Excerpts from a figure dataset
※ ※ ※

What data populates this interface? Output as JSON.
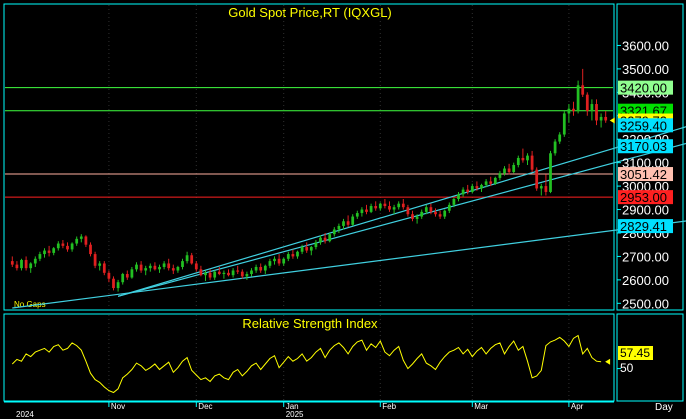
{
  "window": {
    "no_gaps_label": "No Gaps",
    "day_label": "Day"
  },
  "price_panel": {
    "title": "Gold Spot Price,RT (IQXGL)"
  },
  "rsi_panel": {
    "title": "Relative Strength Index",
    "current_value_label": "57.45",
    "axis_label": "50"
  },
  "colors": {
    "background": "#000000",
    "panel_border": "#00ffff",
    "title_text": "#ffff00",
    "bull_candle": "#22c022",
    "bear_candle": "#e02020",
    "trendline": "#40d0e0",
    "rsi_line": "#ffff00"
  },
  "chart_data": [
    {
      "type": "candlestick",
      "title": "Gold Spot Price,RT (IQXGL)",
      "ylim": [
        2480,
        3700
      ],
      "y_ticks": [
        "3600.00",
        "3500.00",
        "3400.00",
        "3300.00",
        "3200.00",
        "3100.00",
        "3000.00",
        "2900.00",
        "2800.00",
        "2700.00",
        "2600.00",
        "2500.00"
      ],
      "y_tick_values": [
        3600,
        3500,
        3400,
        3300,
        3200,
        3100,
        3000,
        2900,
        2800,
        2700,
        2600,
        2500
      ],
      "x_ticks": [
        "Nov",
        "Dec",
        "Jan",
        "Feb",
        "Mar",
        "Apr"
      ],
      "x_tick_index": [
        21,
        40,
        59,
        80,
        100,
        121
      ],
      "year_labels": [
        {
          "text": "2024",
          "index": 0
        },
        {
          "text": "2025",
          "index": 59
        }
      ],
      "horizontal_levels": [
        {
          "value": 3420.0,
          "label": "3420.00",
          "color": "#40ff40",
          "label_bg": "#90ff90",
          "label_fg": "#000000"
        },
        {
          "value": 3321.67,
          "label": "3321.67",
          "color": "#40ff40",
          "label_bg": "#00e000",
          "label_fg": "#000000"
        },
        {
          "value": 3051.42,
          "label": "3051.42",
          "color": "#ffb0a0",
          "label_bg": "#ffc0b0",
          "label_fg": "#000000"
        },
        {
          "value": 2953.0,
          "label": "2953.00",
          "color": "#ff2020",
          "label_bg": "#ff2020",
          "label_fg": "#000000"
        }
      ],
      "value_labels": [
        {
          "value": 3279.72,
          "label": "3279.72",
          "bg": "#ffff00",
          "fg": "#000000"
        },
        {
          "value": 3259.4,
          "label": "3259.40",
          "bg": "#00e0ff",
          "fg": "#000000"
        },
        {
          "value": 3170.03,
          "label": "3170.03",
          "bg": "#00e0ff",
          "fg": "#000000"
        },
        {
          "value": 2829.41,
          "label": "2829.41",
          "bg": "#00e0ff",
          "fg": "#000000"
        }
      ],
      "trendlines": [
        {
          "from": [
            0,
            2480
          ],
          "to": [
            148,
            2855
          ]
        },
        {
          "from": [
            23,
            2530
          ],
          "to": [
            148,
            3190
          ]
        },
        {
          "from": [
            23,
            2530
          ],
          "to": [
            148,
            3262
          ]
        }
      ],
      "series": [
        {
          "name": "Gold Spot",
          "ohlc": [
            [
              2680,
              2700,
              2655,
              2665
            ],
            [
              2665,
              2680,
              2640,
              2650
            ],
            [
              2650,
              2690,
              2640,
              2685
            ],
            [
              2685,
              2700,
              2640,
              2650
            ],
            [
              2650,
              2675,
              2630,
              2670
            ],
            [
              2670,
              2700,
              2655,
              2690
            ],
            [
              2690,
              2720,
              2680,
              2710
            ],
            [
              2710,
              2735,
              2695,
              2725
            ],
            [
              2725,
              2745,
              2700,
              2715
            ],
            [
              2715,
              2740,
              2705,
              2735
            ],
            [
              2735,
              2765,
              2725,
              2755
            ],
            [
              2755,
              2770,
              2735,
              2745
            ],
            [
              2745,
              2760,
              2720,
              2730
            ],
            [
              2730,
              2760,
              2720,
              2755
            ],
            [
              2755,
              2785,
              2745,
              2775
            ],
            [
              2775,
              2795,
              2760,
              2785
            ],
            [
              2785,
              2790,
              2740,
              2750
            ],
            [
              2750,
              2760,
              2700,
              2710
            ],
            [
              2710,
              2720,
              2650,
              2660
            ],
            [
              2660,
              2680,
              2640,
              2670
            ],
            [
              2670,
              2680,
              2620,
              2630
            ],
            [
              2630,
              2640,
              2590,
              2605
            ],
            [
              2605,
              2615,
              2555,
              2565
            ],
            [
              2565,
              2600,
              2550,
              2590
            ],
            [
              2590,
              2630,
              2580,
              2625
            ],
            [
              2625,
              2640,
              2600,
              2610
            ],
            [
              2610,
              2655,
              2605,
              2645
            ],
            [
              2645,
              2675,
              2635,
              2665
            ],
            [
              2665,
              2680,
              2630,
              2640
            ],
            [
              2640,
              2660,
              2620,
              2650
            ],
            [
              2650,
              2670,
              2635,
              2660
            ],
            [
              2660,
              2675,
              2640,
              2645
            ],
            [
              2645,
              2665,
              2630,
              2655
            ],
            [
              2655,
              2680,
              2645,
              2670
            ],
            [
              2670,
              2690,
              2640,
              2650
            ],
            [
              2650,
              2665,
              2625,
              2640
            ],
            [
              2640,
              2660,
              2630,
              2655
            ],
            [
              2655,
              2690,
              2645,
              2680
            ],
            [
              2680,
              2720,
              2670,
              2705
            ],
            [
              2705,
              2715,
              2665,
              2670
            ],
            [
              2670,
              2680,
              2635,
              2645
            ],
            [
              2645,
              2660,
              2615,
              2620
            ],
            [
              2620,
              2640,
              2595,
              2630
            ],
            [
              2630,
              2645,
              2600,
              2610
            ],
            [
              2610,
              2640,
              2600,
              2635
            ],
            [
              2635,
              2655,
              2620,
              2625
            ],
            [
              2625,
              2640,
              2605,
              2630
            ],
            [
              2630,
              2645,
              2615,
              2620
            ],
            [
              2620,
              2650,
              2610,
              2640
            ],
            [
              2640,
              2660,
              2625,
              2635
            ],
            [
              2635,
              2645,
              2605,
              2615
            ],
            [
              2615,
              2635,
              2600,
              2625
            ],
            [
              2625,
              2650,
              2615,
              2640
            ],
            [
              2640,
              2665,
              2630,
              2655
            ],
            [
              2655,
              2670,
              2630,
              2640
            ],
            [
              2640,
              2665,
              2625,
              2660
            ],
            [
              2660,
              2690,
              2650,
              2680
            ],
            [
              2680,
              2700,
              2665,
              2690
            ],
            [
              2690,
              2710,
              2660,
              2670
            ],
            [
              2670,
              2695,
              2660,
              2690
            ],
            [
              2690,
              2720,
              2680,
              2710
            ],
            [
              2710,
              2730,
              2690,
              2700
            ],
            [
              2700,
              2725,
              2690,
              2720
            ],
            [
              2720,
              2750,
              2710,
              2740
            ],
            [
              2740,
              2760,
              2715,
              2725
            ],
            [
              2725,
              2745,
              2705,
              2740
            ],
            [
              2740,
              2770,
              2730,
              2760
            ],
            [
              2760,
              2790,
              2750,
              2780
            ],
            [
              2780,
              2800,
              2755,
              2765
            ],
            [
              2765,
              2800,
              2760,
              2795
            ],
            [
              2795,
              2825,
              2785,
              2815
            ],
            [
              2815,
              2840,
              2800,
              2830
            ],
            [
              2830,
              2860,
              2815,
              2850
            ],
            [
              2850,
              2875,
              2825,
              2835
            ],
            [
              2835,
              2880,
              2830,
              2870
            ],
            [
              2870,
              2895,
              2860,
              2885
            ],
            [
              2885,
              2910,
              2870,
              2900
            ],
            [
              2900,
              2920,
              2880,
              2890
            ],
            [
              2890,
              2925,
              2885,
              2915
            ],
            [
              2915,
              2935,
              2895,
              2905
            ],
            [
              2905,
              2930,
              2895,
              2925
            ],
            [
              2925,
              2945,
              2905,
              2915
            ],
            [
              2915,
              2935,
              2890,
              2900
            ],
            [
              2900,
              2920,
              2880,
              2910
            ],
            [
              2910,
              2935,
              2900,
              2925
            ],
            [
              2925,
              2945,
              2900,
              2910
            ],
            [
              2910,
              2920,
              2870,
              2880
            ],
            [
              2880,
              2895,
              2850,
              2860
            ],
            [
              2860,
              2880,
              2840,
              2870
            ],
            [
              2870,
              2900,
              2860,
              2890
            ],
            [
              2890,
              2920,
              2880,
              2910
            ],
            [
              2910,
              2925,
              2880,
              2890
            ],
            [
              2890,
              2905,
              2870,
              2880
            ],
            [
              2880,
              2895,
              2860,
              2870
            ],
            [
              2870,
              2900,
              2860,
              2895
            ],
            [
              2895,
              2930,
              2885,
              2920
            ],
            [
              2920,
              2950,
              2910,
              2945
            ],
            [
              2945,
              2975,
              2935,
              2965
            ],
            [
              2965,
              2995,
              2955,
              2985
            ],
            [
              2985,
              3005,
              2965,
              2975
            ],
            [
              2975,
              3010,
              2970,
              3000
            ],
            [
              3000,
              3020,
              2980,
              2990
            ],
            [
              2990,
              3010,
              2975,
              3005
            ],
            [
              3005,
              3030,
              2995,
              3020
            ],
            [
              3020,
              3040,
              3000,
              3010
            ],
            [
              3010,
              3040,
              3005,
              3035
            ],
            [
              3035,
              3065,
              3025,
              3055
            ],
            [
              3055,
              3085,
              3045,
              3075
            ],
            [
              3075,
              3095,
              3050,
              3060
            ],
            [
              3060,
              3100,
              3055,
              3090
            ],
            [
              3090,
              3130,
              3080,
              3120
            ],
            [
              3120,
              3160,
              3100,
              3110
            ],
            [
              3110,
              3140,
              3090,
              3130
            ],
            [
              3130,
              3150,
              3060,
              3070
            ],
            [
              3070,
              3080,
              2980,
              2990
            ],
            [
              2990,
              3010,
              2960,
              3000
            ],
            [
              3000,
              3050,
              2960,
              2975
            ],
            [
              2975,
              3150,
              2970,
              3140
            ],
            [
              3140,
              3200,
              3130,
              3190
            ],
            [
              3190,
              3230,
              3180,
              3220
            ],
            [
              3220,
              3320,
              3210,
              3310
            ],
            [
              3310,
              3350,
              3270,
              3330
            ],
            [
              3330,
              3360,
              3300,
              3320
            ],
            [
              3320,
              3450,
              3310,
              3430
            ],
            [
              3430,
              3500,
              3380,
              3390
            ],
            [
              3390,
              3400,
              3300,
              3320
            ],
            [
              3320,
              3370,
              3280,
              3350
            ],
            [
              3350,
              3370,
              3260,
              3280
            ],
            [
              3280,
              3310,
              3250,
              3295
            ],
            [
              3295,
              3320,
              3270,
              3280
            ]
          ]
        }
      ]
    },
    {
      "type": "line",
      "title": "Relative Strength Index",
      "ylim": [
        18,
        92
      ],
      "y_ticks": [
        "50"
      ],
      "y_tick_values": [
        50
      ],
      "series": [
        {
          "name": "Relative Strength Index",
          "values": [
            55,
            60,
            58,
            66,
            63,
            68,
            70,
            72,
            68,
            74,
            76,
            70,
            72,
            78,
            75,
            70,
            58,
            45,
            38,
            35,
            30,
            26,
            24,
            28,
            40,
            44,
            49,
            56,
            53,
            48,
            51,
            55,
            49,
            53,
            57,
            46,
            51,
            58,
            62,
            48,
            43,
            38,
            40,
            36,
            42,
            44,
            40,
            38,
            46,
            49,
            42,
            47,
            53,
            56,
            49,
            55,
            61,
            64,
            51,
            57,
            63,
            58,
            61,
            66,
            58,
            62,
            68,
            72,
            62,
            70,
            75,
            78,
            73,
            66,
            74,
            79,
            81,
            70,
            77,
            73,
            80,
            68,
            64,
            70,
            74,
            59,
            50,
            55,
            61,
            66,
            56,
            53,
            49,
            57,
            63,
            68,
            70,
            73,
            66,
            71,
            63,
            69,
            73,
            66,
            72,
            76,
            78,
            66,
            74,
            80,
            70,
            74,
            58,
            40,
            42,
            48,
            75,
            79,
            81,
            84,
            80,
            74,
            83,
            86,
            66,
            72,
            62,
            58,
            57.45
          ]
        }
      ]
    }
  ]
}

※ ※ ※

Search the listing for the word "Strength" and return each line that holds it.

    "title": "Relative Strength Index",
      "title": "Relative Strength Index",
          "name": "Relative Strength Index",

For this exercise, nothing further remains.